_Supplied data_:
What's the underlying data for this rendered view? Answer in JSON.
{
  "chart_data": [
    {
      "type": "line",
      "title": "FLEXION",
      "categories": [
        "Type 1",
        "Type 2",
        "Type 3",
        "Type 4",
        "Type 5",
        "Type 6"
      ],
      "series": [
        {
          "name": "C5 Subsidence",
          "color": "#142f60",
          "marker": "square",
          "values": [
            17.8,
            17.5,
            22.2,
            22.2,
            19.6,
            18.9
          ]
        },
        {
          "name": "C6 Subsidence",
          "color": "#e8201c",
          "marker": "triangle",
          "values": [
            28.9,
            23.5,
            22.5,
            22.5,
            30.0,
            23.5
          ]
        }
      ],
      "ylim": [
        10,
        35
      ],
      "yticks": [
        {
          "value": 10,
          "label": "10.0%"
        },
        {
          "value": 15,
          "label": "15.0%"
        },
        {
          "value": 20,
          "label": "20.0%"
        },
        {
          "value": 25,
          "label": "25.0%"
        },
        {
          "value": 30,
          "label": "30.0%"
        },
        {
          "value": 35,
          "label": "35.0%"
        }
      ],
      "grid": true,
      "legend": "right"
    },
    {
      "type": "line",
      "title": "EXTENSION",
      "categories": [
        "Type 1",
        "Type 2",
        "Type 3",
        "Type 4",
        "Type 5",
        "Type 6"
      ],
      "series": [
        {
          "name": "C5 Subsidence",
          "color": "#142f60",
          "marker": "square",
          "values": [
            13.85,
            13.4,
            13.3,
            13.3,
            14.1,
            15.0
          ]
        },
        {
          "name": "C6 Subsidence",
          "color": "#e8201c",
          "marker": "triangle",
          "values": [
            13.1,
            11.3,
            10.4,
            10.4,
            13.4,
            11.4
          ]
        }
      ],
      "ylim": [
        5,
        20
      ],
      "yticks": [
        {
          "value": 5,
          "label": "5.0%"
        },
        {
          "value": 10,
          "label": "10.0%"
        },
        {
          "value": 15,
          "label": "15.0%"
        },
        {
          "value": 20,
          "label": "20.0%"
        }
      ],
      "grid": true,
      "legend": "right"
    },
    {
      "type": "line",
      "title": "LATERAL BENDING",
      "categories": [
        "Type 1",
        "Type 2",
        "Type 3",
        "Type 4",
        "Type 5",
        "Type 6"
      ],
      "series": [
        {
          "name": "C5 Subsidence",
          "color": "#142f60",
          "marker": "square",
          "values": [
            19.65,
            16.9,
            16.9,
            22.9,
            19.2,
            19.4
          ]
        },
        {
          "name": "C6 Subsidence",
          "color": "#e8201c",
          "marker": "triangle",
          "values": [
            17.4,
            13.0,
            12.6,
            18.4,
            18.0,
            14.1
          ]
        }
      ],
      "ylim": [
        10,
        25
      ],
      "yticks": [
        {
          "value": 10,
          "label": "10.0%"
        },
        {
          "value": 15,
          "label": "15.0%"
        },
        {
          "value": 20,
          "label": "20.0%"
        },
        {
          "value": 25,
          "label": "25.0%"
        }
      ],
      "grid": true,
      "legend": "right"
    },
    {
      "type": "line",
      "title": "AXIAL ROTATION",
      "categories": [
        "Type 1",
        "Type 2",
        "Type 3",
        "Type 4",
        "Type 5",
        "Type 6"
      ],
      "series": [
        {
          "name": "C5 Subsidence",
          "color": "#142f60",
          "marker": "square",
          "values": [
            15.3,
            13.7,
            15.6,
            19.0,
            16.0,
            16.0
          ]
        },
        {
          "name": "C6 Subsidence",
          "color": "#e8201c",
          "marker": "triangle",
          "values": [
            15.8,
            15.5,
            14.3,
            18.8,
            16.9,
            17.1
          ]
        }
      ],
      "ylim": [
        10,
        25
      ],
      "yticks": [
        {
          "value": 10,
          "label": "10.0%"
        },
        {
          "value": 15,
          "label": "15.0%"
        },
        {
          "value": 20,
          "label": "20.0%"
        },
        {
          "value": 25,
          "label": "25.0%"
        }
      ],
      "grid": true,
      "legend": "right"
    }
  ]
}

_Work to do_: Transcribe the material above in its entirety. Match it exactly.

_Result_:
What's the underlying data for this rendered view? Answer in JSON.
{
  "chart_data": [
    {
      "type": "line",
      "title": "FLEXION",
      "categories": [
        "Type 1",
        "Type 2",
        "Type 3",
        "Type 4",
        "Type 5",
        "Type 6"
      ],
      "series": [
        {
          "name": "C5 Subsidence",
          "color": "#142f60",
          "marker": "square",
          "values": [
            17.8,
            17.5,
            22.2,
            22.2,
            19.6,
            18.9
          ]
        },
        {
          "name": "C6 Subsidence",
          "color": "#e8201c",
          "marker": "triangle",
          "values": [
            28.9,
            23.5,
            22.5,
            22.5,
            30.0,
            23.5
          ]
        }
      ],
      "ylim": [
        10,
        35
      ],
      "yticks": [
        {
          "value": 10,
          "label": "10.0%"
        },
        {
          "value": 15,
          "label": "15.0%"
        },
        {
          "value": 20,
          "label": "20.0%"
        },
        {
          "value": 25,
          "label": "25.0%"
        },
        {
          "value": 30,
          "label": "30.0%"
        },
        {
          "value": 35,
          "label": "35.0%"
        }
      ],
      "grid": true,
      "legend": "right"
    },
    {
      "type": "line",
      "title": "EXTENSION",
      "categories": [
        "Type 1",
        "Type 2",
        "Type 3",
        "Type 4",
        "Type 5",
        "Type 6"
      ],
      "series": [
        {
          "name": "C5 Subsidence",
          "color": "#142f60",
          "marker": "square",
          "values": [
            13.85,
            13.4,
            13.3,
            13.3,
            14.1,
            15.0
          ]
        },
        {
          "name": "C6 Subsidence",
          "color": "#e8201c",
          "marker": "triangle",
          "values": [
            13.1,
            11.3,
            10.4,
            10.4,
            13.4,
            11.4
          ]
        }
      ],
      "ylim": [
        5,
        20
      ],
      "yticks": [
        {
          "value": 5,
          "label": "5.0%"
        },
        {
          "value": 10,
          "label": "10.0%"
        },
        {
          "value": 15,
          "label": "15.0%"
        },
        {
          "value": 20,
          "label": "20.0%"
        }
      ],
      "grid": true,
      "legend": "right"
    },
    {
      "type": "line",
      "title": "LATERAL BENDING",
      "categories": [
        "Type 1",
        "Type 2",
        "Type 3",
        "Type 4",
        "Type 5",
        "Type 6"
      ],
      "series": [
        {
          "name": "C5 Subsidence",
          "color": "#142f60",
          "marker": "square",
          "values": [
            19.65,
            16.9,
            16.9,
            22.9,
            19.2,
            19.4
          ]
        },
        {
          "name": "C6 Subsidence",
          "color": "#e8201c",
          "marker": "triangle",
          "values": [
            17.4,
            13.0,
            12.6,
            18.4,
            18.0,
            14.1
          ]
        }
      ],
      "ylim": [
        10,
        25
      ],
      "yticks": [
        {
          "value": 10,
          "label": "10.0%"
        },
        {
          "value": 15,
          "label": "15.0%"
        },
        {
          "value": 20,
          "label": "20.0%"
        },
        {
          "value": 25,
          "label": "25.0%"
        }
      ],
      "grid": true,
      "legend": "right"
    },
    {
      "type": "line",
      "title": "AXIAL ROTATION",
      "categories": [
        "Type 1",
        "Type 2",
        "Type 3",
        "Type 4",
        "Type 5",
        "Type 6"
      ],
      "series": [
        {
          "name": "C5 Subsidence",
          "color": "#142f60",
          "marker": "square",
          "values": [
            15.3,
            13.7,
            15.6,
            19.0,
            16.0,
            16.0
          ]
        },
        {
          "name": "C6 Subsidence",
          "color": "#e8201c",
          "marker": "triangle",
          "values": [
            15.8,
            15.5,
            14.3,
            18.8,
            16.9,
            17.1
          ]
        }
      ],
      "ylim": [
        10,
        25
      ],
      "yticks": [
        {
          "value": 10,
          "label": "10.0%"
        },
        {
          "value": 15,
          "label": "15.0%"
        },
        {
          "value": 20,
          "label": "20.0%"
        },
        {
          "value": 25,
          "label": "25.0%"
        }
      ],
      "grid": true,
      "legend": "right"
    }
  ]
}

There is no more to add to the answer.